* _RECORDS SHOWN_:
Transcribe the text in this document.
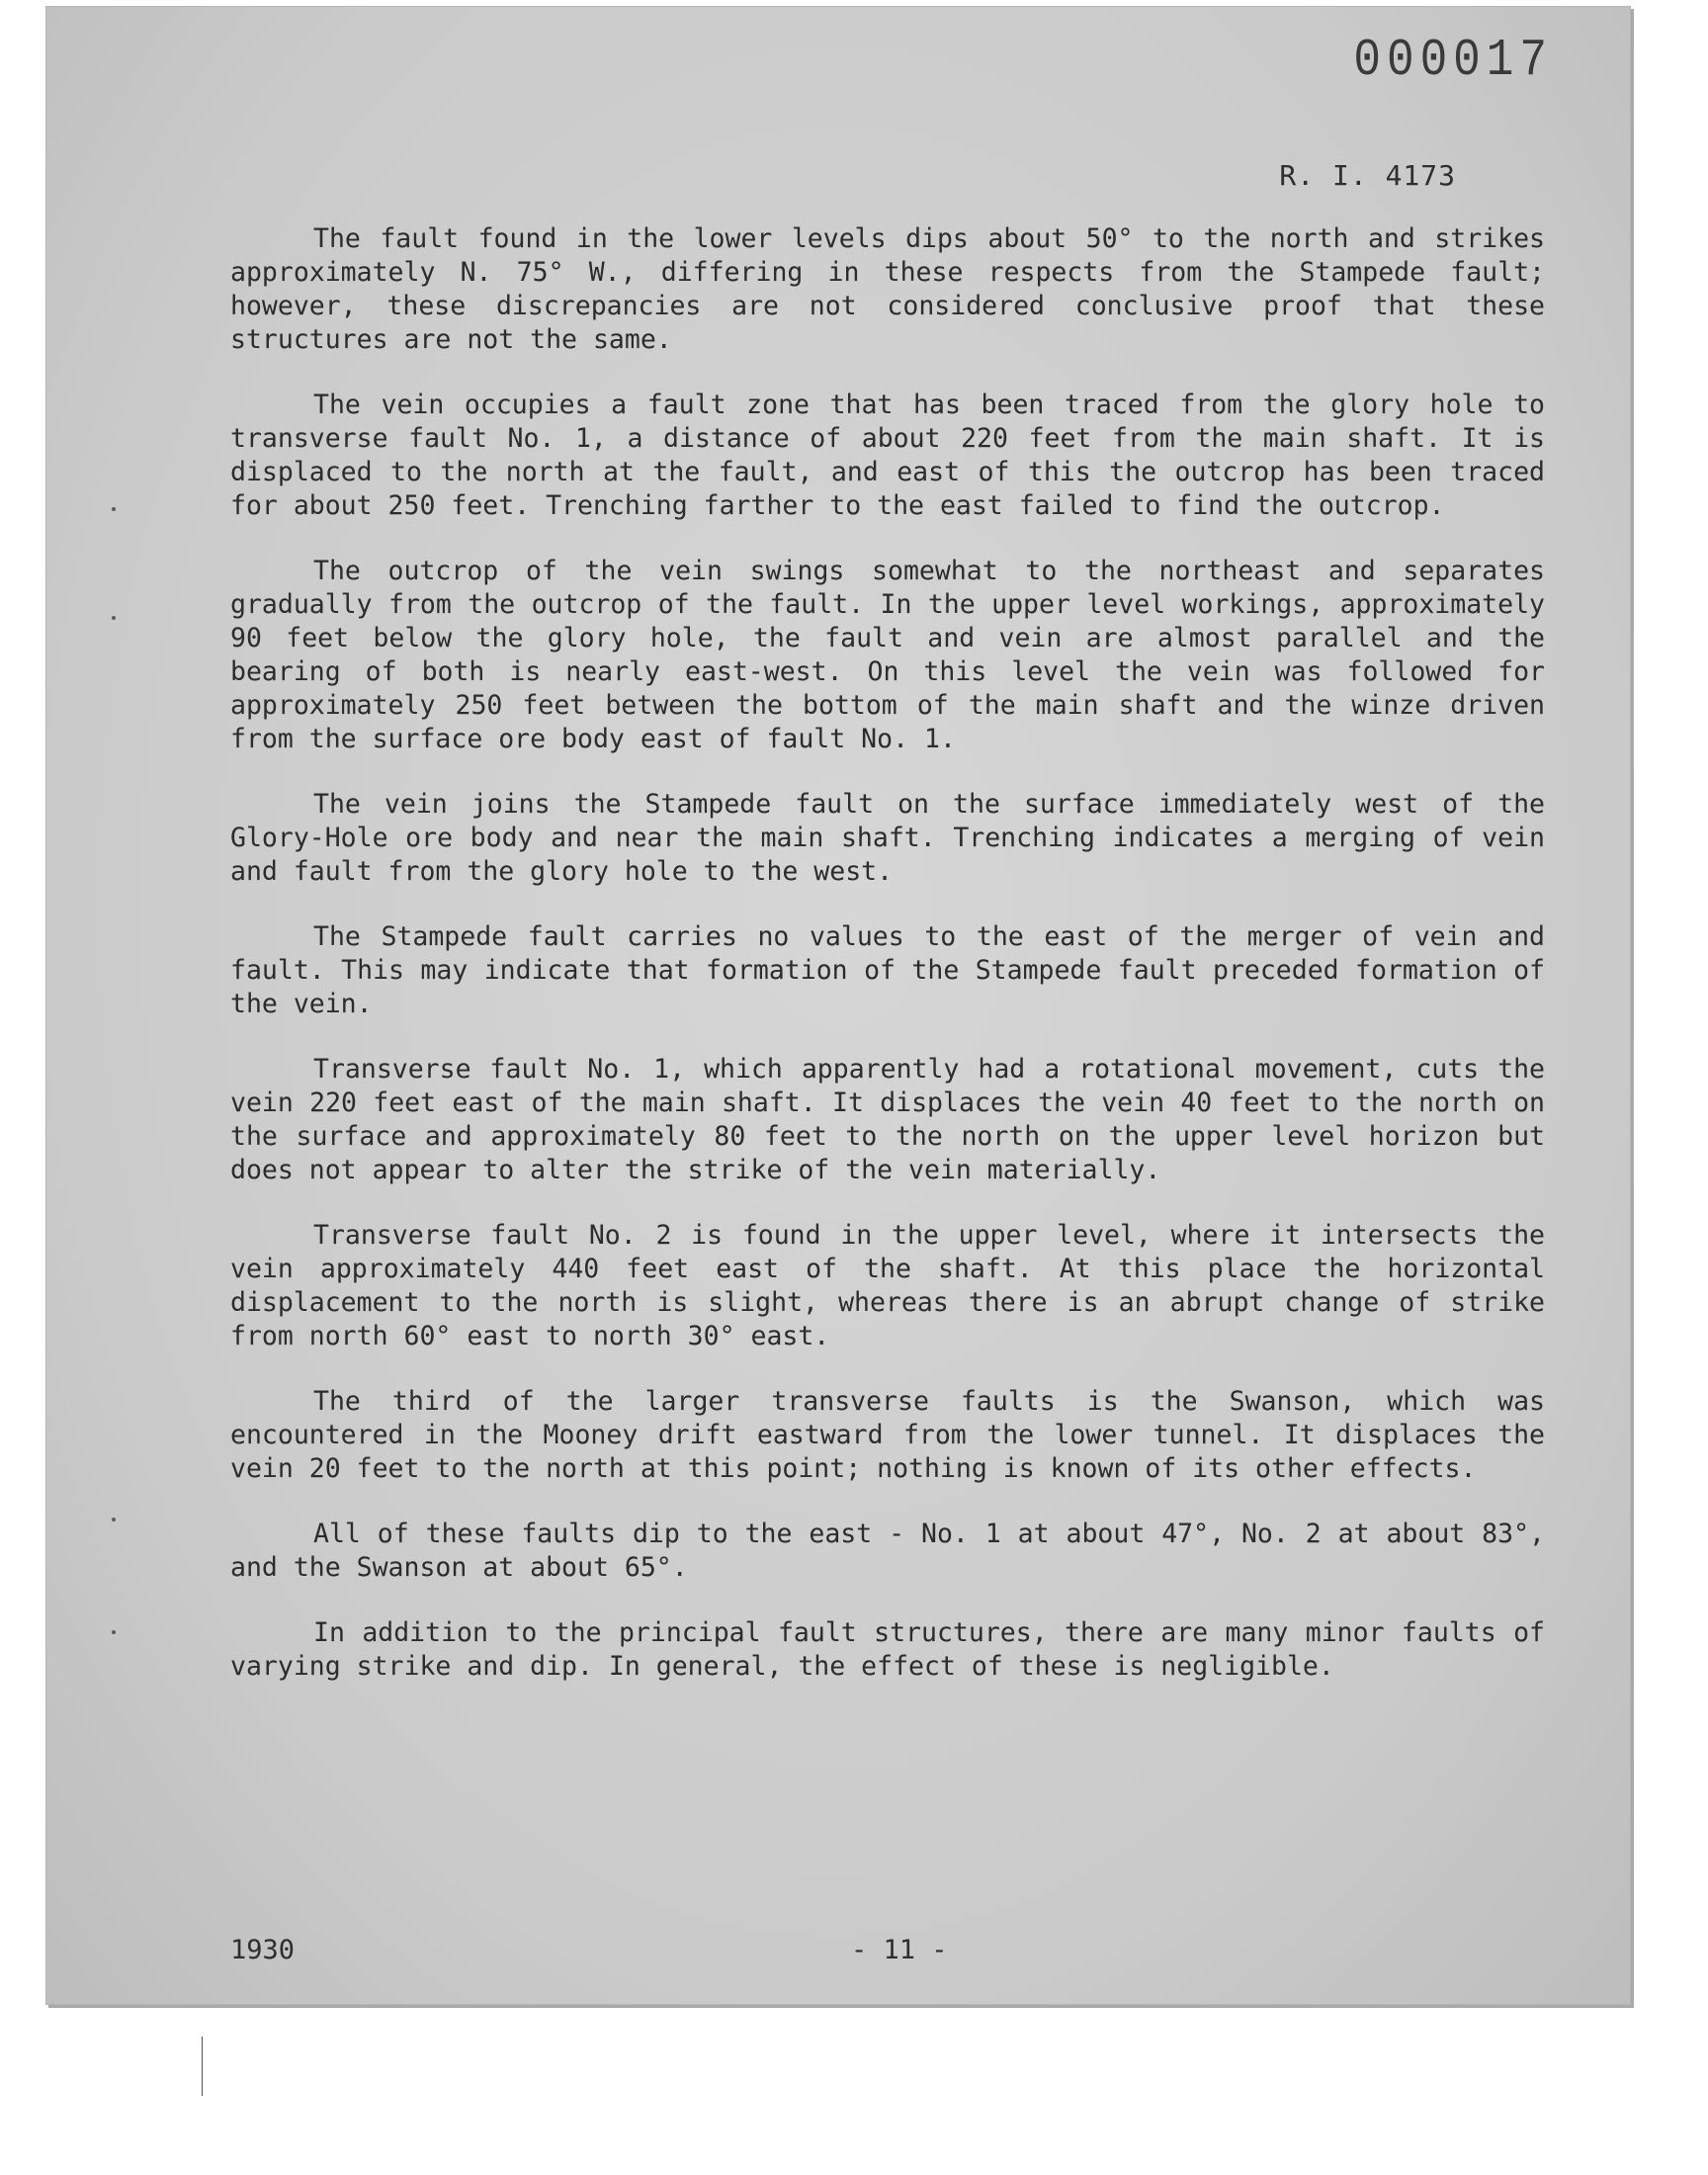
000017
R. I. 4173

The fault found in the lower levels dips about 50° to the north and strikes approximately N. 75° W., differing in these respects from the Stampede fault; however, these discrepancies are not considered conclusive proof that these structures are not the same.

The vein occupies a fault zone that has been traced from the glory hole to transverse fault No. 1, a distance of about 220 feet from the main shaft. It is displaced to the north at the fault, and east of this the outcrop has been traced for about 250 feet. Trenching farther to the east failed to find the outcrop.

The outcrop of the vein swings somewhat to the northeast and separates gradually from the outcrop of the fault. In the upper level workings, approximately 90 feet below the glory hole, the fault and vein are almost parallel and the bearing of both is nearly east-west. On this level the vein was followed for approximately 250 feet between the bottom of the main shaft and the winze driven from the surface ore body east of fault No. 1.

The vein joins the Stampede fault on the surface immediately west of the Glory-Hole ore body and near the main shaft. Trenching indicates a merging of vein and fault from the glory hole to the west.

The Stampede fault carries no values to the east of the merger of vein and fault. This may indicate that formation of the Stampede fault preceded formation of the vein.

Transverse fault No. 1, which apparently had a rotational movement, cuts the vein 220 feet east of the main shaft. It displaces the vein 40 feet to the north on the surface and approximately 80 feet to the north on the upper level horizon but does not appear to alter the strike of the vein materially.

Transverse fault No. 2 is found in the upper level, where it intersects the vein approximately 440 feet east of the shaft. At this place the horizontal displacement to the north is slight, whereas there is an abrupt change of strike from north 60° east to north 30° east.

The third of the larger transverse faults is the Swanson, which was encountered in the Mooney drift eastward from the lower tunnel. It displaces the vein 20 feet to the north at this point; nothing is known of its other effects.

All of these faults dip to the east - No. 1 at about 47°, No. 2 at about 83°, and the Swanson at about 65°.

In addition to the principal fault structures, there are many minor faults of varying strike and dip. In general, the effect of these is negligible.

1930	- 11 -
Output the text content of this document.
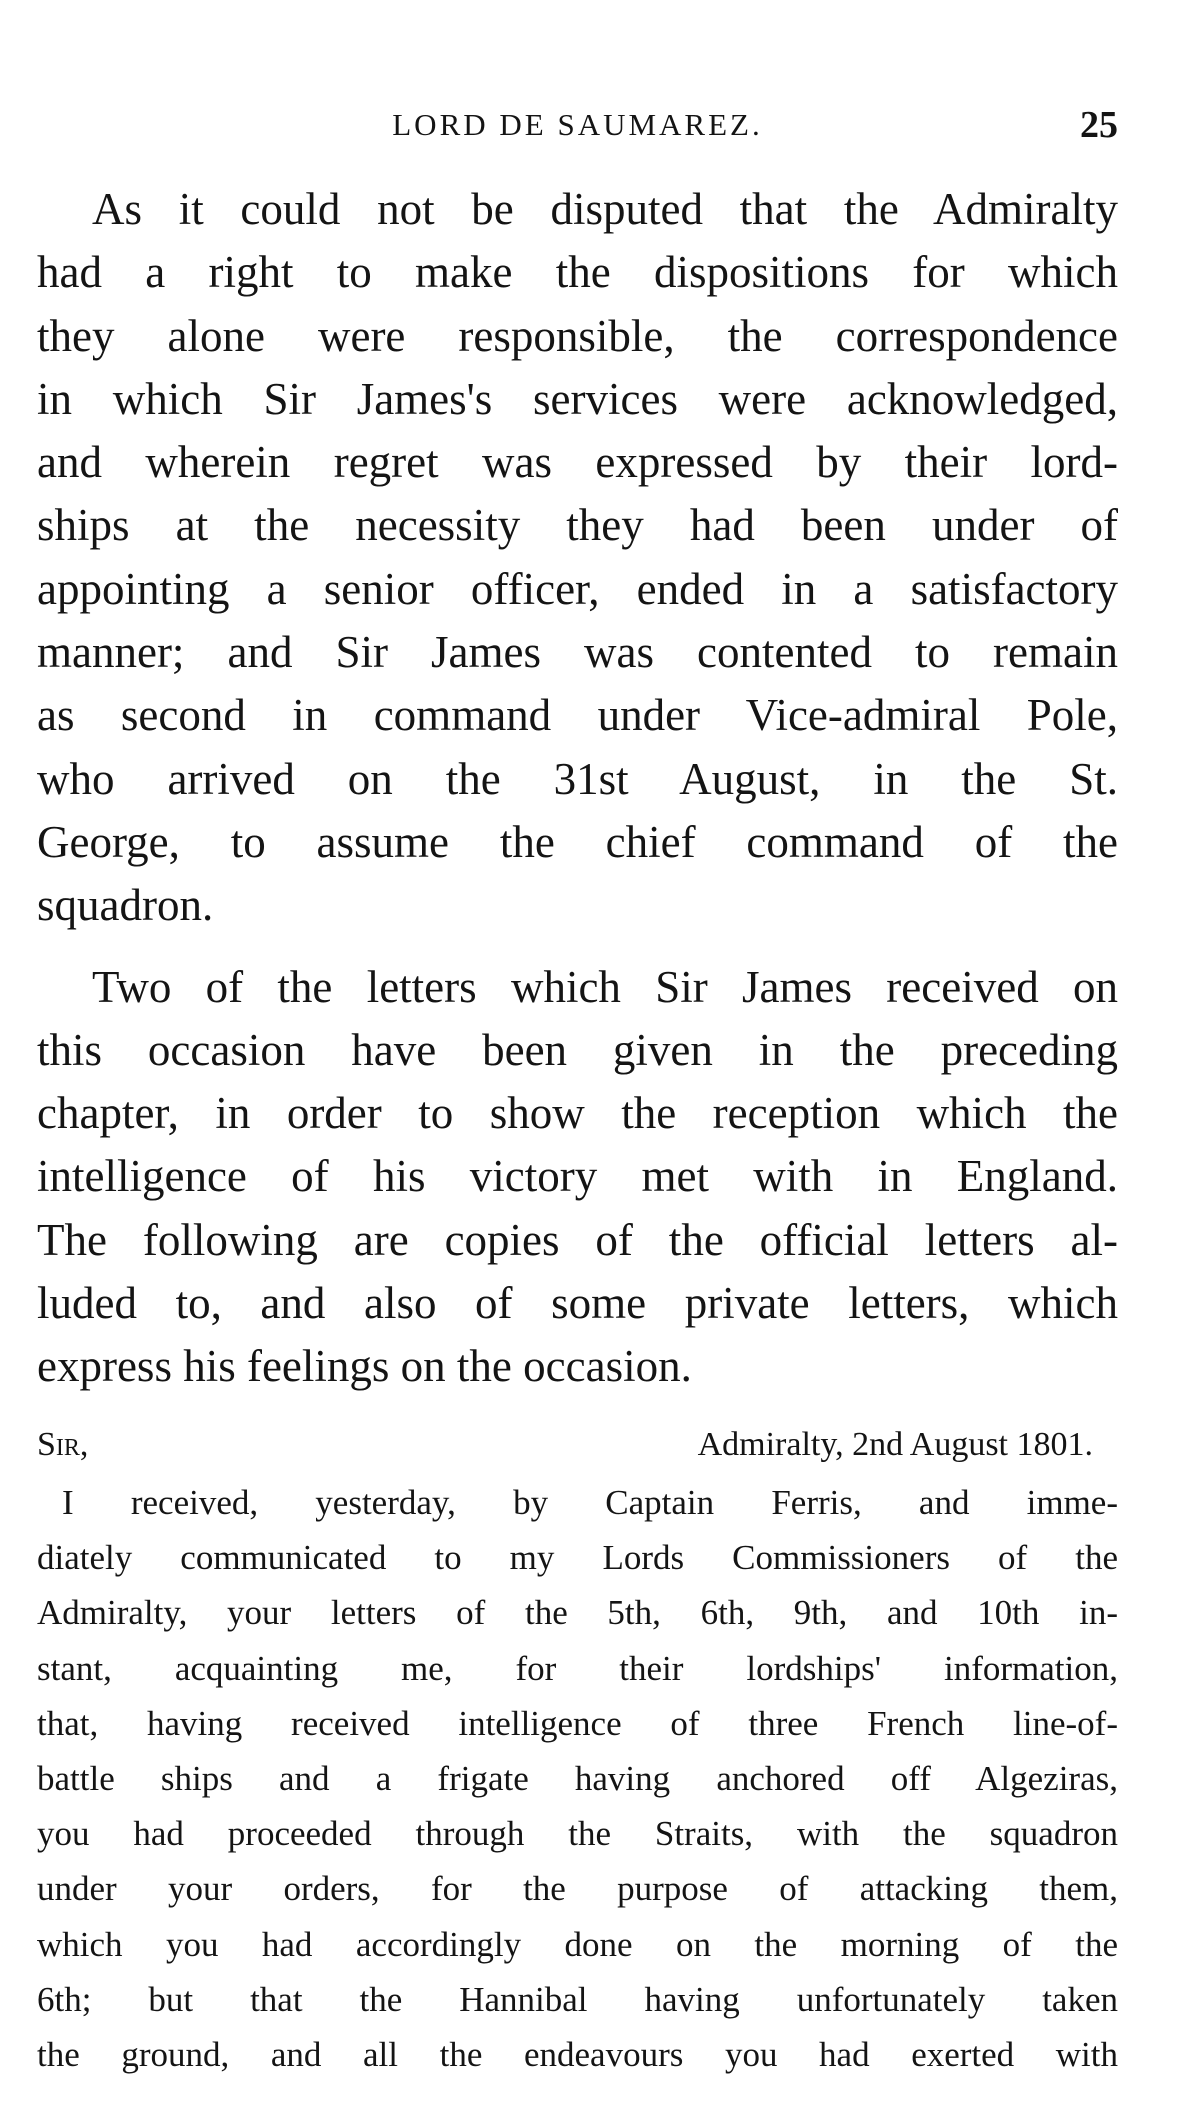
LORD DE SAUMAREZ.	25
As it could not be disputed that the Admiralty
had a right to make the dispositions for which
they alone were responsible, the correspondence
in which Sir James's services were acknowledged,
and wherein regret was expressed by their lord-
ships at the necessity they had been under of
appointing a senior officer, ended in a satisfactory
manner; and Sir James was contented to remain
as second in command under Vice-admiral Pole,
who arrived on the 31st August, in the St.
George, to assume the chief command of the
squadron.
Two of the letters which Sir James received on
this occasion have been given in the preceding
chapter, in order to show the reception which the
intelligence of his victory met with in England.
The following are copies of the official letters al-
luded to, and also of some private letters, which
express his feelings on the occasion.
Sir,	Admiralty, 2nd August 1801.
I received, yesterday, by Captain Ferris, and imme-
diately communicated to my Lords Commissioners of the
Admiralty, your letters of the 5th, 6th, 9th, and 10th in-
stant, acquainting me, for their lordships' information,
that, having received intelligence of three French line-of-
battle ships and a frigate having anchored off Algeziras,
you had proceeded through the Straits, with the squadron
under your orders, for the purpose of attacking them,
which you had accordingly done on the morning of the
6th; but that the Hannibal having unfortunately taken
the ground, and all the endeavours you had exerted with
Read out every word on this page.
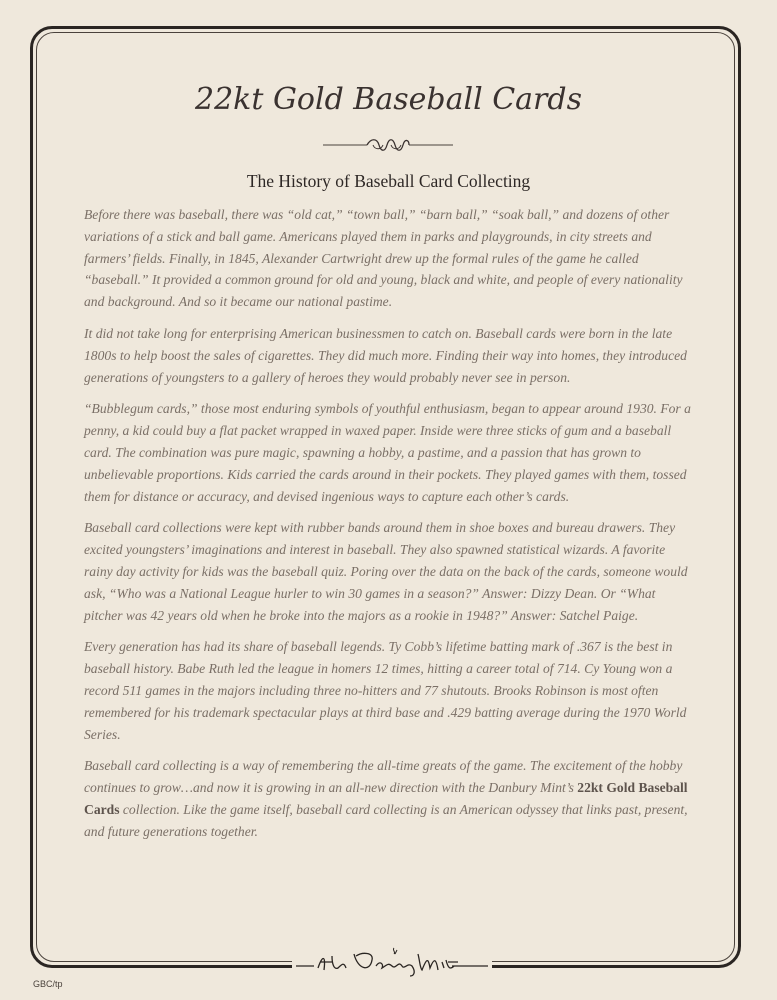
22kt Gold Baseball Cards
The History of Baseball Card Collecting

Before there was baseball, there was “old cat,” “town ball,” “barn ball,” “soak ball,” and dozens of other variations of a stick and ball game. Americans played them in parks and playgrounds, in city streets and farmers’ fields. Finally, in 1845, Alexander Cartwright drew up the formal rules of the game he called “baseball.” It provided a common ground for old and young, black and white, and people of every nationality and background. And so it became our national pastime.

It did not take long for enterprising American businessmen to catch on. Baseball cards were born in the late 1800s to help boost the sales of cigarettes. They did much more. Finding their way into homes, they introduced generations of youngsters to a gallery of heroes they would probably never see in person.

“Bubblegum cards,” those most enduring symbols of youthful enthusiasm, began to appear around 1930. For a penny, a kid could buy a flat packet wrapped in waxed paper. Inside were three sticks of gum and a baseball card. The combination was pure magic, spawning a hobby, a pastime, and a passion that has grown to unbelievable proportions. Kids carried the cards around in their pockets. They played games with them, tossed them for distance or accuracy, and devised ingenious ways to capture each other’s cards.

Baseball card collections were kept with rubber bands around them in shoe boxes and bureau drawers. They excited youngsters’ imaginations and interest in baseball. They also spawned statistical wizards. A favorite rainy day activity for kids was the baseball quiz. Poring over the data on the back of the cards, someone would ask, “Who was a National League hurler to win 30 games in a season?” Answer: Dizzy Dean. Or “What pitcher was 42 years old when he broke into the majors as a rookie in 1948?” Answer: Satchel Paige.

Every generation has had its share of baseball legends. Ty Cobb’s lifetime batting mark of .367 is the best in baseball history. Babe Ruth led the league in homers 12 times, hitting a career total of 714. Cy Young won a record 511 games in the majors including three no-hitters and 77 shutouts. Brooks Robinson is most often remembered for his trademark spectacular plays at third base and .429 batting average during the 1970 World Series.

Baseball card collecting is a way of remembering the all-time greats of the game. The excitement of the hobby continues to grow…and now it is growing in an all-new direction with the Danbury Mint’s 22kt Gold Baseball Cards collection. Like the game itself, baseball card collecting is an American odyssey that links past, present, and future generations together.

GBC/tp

* _DIRECTION_: Which lines above hold the word "also"? Copy each of them.

* _EXPECTED ANSWER_:
luded to, and also of some private letters, which
Baseball card collections were kept with rubber bands around them in shoe boxes and bureau drawers. They excited youngsters’ imaginations and interest in baseball. They also spawned statistical wizards. A favorite rainy day activity for kids was the baseball quiz. Poring over the data on the back of the cards, someone would ask, “Who was a National League hurler to win 30 games in a season?” Answer: Dizzy Dean. Or “What pitcher was 42 years old when he broke into the majors as a rookie in 1948?” Answer: Satchel Paige.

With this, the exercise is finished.